◆ **INSTRUCTION**:
Go through the entries one line at a time, and gather every line that has the word "JSON".

◆ **DATA PROVIDED**:
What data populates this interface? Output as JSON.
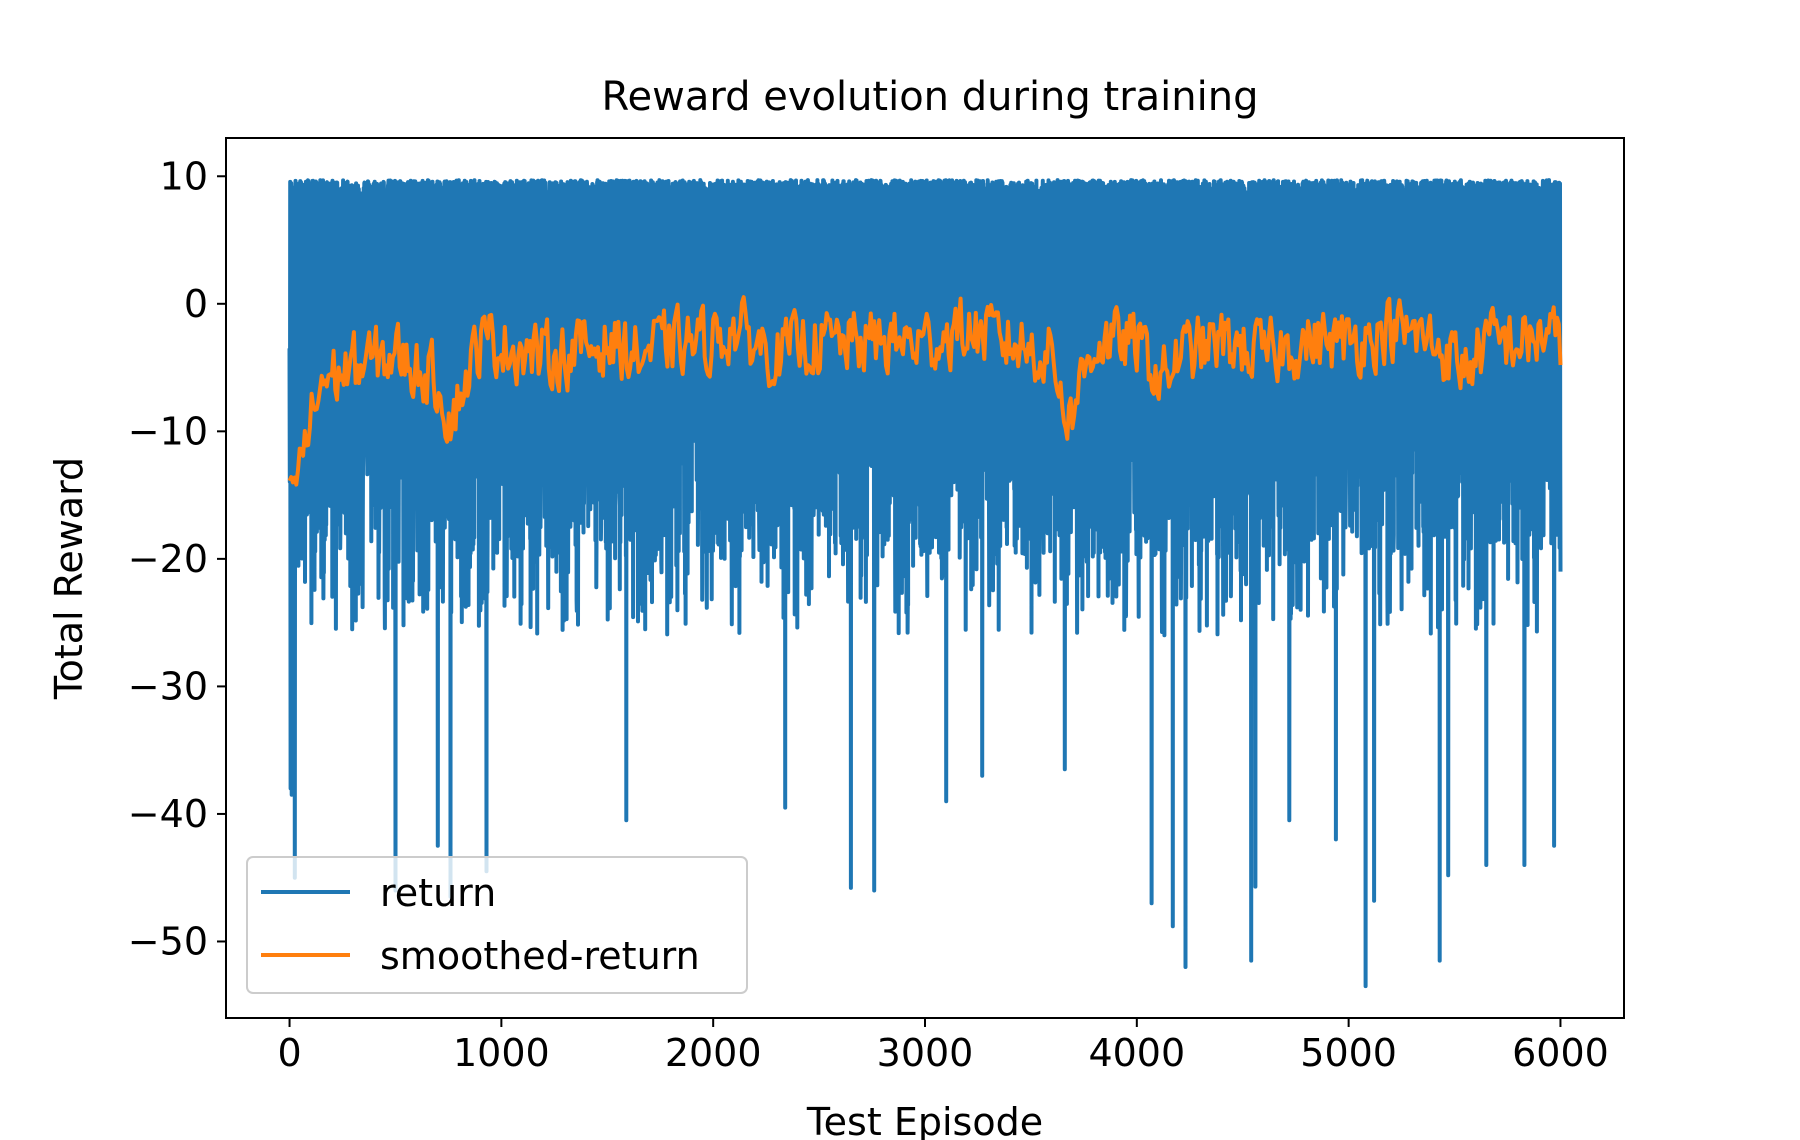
{
  "chart_data": {
    "type": "line",
    "title": "Reward evolution during training",
    "xlabel": "Test Episode",
    "ylabel": "Total Reward",
    "xlim": [
      -300,
      6300
    ],
    "ylim": [
      -56,
      13
    ],
    "xticks": [
      0,
      1000,
      2000,
      3000,
      4000,
      5000,
      6000
    ],
    "xtick_labels": [
      "0",
      "1000",
      "2000",
      "3000",
      "4000",
      "5000",
      "6000"
    ],
    "yticks": [
      10,
      0,
      -10,
      -20,
      -30,
      -40,
      -50
    ],
    "ytick_labels": [
      "10",
      "0",
      "−10",
      "−20",
      "−30",
      "−40",
      "−50"
    ],
    "grid": false,
    "legend_position": "lower-left",
    "series": [
      {
        "name": "return",
        "color": "#1f77b4",
        "x_range": [
          0,
          6000
        ],
        "y_min": -53.5,
        "y_max": 10,
        "extreme_lows": [
          {
            "x": 10,
            "y": -38.5
          },
          {
            "x": 25,
            "y": -45
          },
          {
            "x": 500,
            "y": -46
          },
          {
            "x": 700,
            "y": -42.5
          },
          {
            "x": 760,
            "y": -46.5
          },
          {
            "x": 930,
            "y": -44.5
          },
          {
            "x": 1590,
            "y": -40.5
          },
          {
            "x": 2340,
            "y": -39.5
          },
          {
            "x": 2650,
            "y": -45.8
          },
          {
            "x": 2760,
            "y": -46
          },
          {
            "x": 3100,
            "y": -39
          },
          {
            "x": 3270,
            "y": -37
          },
          {
            "x": 3660,
            "y": -36.5
          },
          {
            "x": 4070,
            "y": -47
          },
          {
            "x": 4170,
            "y": -48.8
          },
          {
            "x": 4230,
            "y": -52
          },
          {
            "x": 4540,
            "y": -51.5
          },
          {
            "x": 4560,
            "y": -45.7
          },
          {
            "x": 4720,
            "y": -40.5
          },
          {
            "x": 4940,
            "y": -42
          },
          {
            "x": 5080,
            "y": -53.5
          },
          {
            "x": 5120,
            "y": -46.8
          },
          {
            "x": 5430,
            "y": -51.5
          },
          {
            "x": 5470,
            "y": -44.8
          },
          {
            "x": 5650,
            "y": -44
          },
          {
            "x": 5830,
            "y": -44
          },
          {
            "x": 5970,
            "y": -42.5
          }
        ]
      },
      {
        "name": "smoothed-return",
        "color": "#ff7f0e",
        "x": [
          0,
          60,
          150,
          300,
          500,
          700,
          760,
          900,
          1000,
          1150,
          1300,
          1500,
          1650,
          1800,
          1950,
          2100,
          2300,
          2450,
          2600,
          2800,
          3000,
          3200,
          3400,
          3600,
          3680,
          3800,
          4000,
          4120,
          4200,
          4400,
          4600,
          4800,
          5000,
          5200,
          5400,
          5550,
          5650,
          5750,
          5850,
          5950,
          6000
        ],
        "y": [
          -14,
          -12,
          -6,
          -5,
          -4,
          -6,
          -9,
          -3,
          -3,
          -4,
          -4,
          -3,
          -4,
          -3,
          -3,
          -2,
          -4,
          -3,
          -3,
          -3,
          -3,
          -2,
          -3,
          -4,
          -9,
          -3,
          -3,
          -6,
          -4,
          -3,
          -4,
          -3,
          -3,
          -2,
          -3,
          -5,
          -3,
          -3,
          -3,
          -2,
          -4
        ],
        "noise_amplitude": 3.5,
        "min": -14.5,
        "max": 4
      }
    ]
  }
}
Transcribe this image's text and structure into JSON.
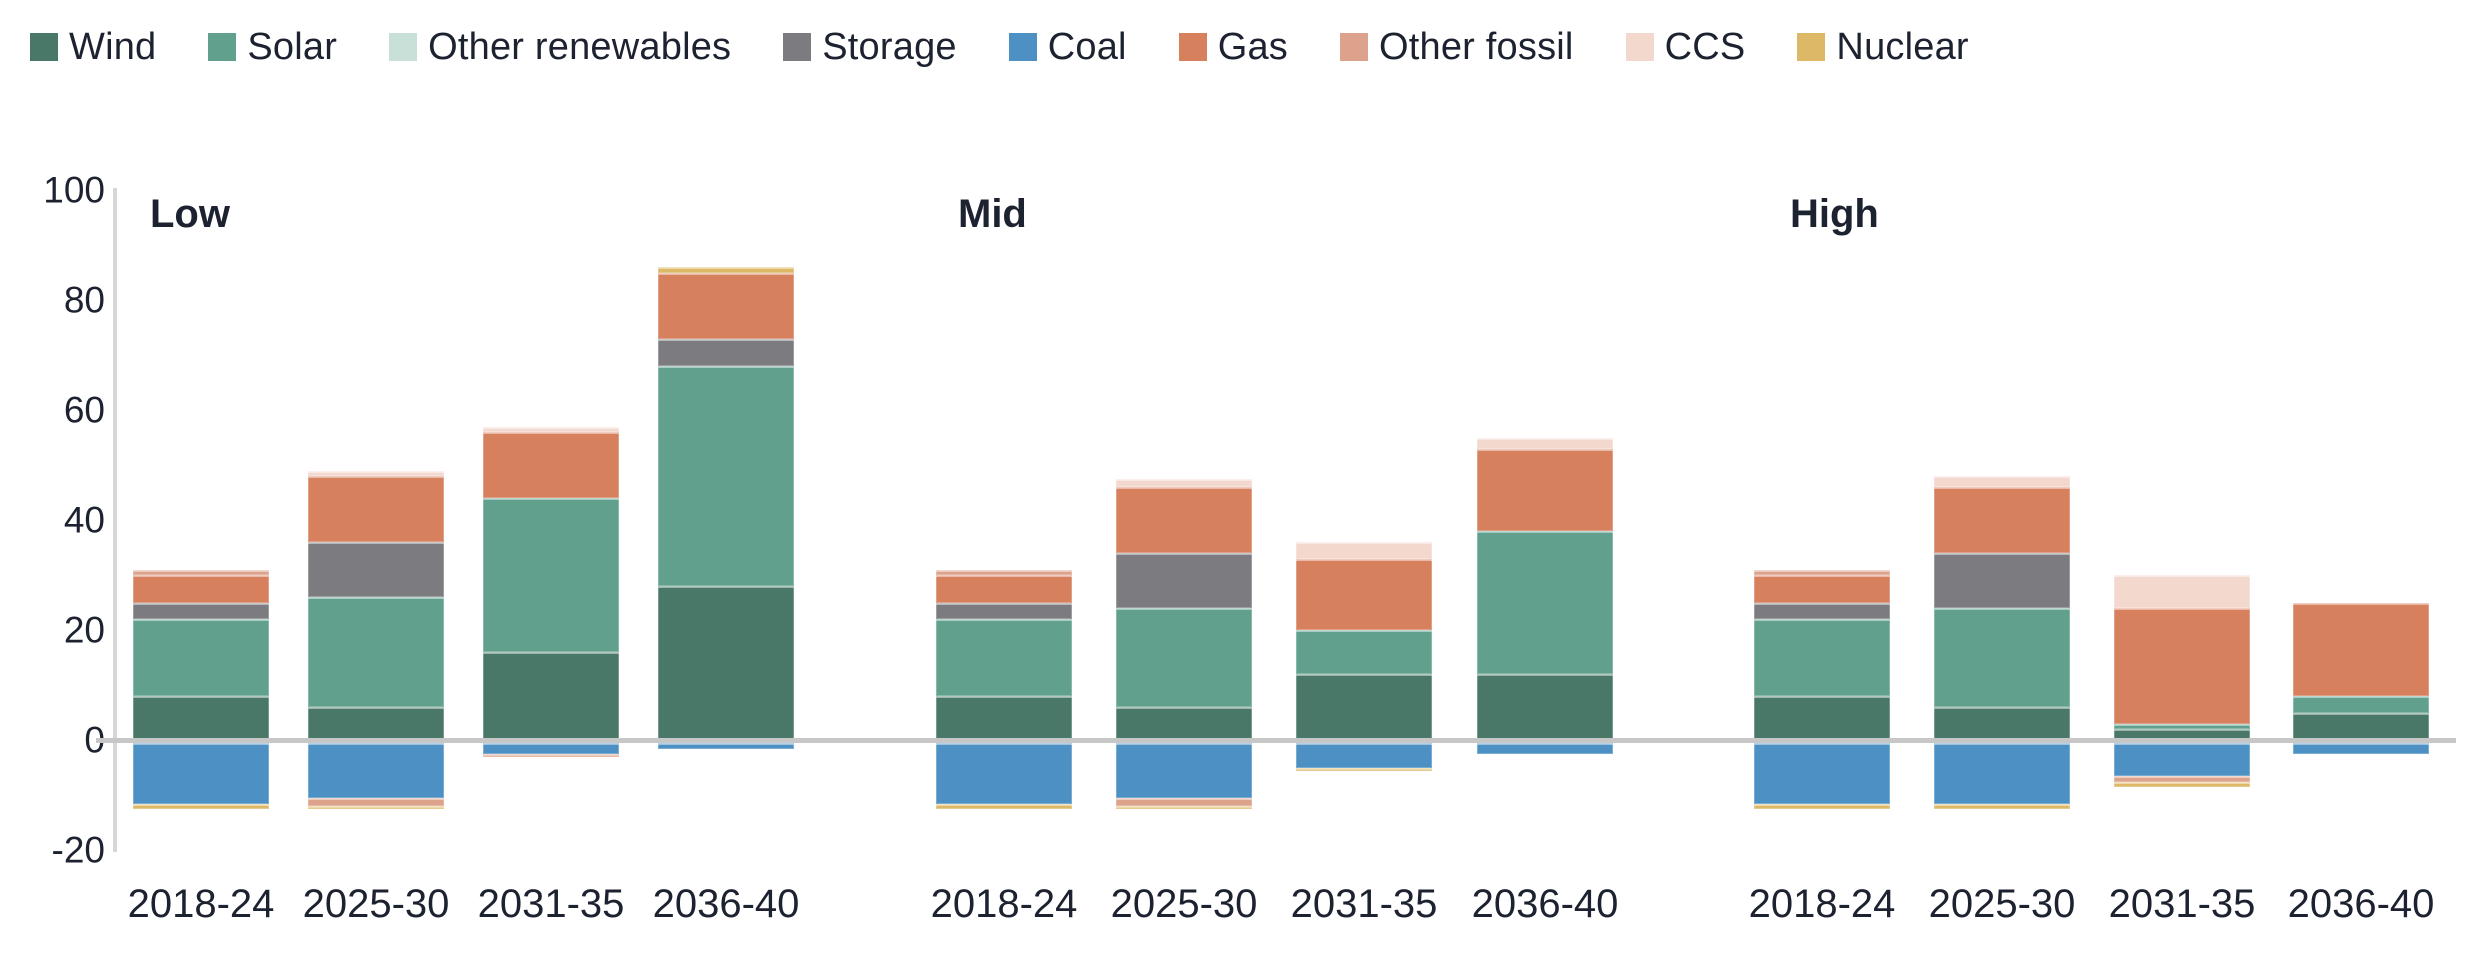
{
  "legend": {
    "items": [
      {
        "label": "Wind",
        "color": "#4A7868"
      },
      {
        "label": "Solar",
        "color": "#60A08C"
      },
      {
        "label": "Other renewables",
        "color": "#C8E0D7"
      },
      {
        "label": "Storage",
        "color": "#7C7C80"
      },
      {
        "label": "Coal",
        "color": "#4D90C4"
      },
      {
        "label": "Gas",
        "color": "#D6805E"
      },
      {
        "label": "Other fossil",
        "color": "#DDA28B"
      },
      {
        "label": "CCS",
        "color": "#F3D8CE"
      },
      {
        "label": "Nuclear",
        "color": "#DDB967"
      }
    ]
  },
  "y_axis": {
    "ticks": [
      100,
      80,
      60,
      40,
      20,
      0,
      -20
    ],
    "max": 100,
    "min": -20
  },
  "chart_data": {
    "type": "bar",
    "stacked": true,
    "title": "",
    "xlabel": "",
    "ylabel": "",
    "categories": [
      "2018-24",
      "2025-30",
      "2031-35",
      "2036-40"
    ],
    "ylim": [
      -20,
      100
    ],
    "grid": false,
    "legend_position": "top",
    "panels": [
      {
        "title": "Low",
        "bars": [
          {
            "category": "2018-24",
            "segments": [
              [
                "Wind",
                8
              ],
              [
                "Solar",
                14
              ],
              [
                "Storage",
                3
              ],
              [
                "Gas",
                5
              ],
              [
                "Other fossil",
                1
              ],
              [
                "Coal",
                -11
              ],
              [
                "Nuclear",
                -1
              ]
            ]
          },
          {
            "category": "2025-30",
            "segments": [
              [
                "Wind",
                6
              ],
              [
                "Solar",
                20
              ],
              [
                "Storage",
                10
              ],
              [
                "Gas",
                12
              ],
              [
                "CCS",
                1
              ],
              [
                "Coal",
                -10
              ],
              [
                "Other fossil",
                -1.5
              ],
              [
                "Nuclear",
                -0.5
              ]
            ]
          },
          {
            "category": "2031-35",
            "segments": [
              [
                "Wind",
                16
              ],
              [
                "Solar",
                28
              ],
              [
                "Gas",
                12
              ],
              [
                "CCS",
                1
              ],
              [
                "Coal",
                -2
              ],
              [
                "Other fossil",
                -0.5
              ]
            ]
          },
          {
            "category": "2036-40",
            "segments": [
              [
                "Wind",
                28
              ],
              [
                "Solar",
                40
              ],
              [
                "Storage",
                5
              ],
              [
                "Gas",
                12
              ],
              [
                "Nuclear",
                1
              ],
              [
                "Coal",
                -1
              ]
            ]
          }
        ]
      },
      {
        "title": "Mid",
        "bars": [
          {
            "category": "2018-24",
            "segments": [
              [
                "Wind",
                8
              ],
              [
                "Solar",
                14
              ],
              [
                "Storage",
                3
              ],
              [
                "Gas",
                5
              ],
              [
                "Other fossil",
                1
              ],
              [
                "Coal",
                -11
              ],
              [
                "Nuclear",
                -1
              ]
            ]
          },
          {
            "category": "2025-30",
            "segments": [
              [
                "Wind",
                6
              ],
              [
                "Solar",
                18
              ],
              [
                "Storage",
                10
              ],
              [
                "Gas",
                12
              ],
              [
                "CCS",
                1.5
              ],
              [
                "Coal",
                -10
              ],
              [
                "Other fossil",
                -1.5
              ],
              [
                "Nuclear",
                -0.5
              ]
            ]
          },
          {
            "category": "2031-35",
            "segments": [
              [
                "Wind",
                12
              ],
              [
                "Solar",
                8
              ],
              [
                "Gas",
                13
              ],
              [
                "CCS",
                3
              ],
              [
                "Coal",
                -4.5
              ],
              [
                "Nuclear",
                -0.5
              ]
            ]
          },
          {
            "category": "2036-40",
            "segments": [
              [
                "Wind",
                12
              ],
              [
                "Solar",
                26
              ],
              [
                "Gas",
                15
              ],
              [
                "CCS",
                2
              ],
              [
                "Coal",
                -2
              ]
            ]
          }
        ]
      },
      {
        "title": "High",
        "bars": [
          {
            "category": "2018-24",
            "segments": [
              [
                "Wind",
                8
              ],
              [
                "Solar",
                14
              ],
              [
                "Storage",
                3
              ],
              [
                "Gas",
                5
              ],
              [
                "Other fossil",
                1
              ],
              [
                "Coal",
                -11
              ],
              [
                "Nuclear",
                -1
              ]
            ]
          },
          {
            "category": "2025-30",
            "segments": [
              [
                "Wind",
                6
              ],
              [
                "Solar",
                18
              ],
              [
                "Storage",
                10
              ],
              [
                "Gas",
                12
              ],
              [
                "CCS",
                2
              ],
              [
                "Coal",
                -11
              ],
              [
                "Nuclear",
                -1
              ]
            ]
          },
          {
            "category": "2031-35",
            "segments": [
              [
                "Wind",
                2
              ],
              [
                "Solar",
                1
              ],
              [
                "Gas",
                21
              ],
              [
                "CCS",
                6
              ],
              [
                "Coal",
                -6
              ],
              [
                "Other fossil",
                -1
              ],
              [
                "Nuclear",
                -1
              ]
            ]
          },
          {
            "category": "2036-40",
            "segments": [
              [
                "Wind",
                5
              ],
              [
                "Solar",
                3
              ],
              [
                "Gas",
                17
              ],
              [
                "Coal",
                -2
              ]
            ]
          }
        ]
      }
    ]
  }
}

◆ **CORRECT ANSWER**:
What data populates this interface? Output as JSON.
Transcribe this image's text and structure into JSON.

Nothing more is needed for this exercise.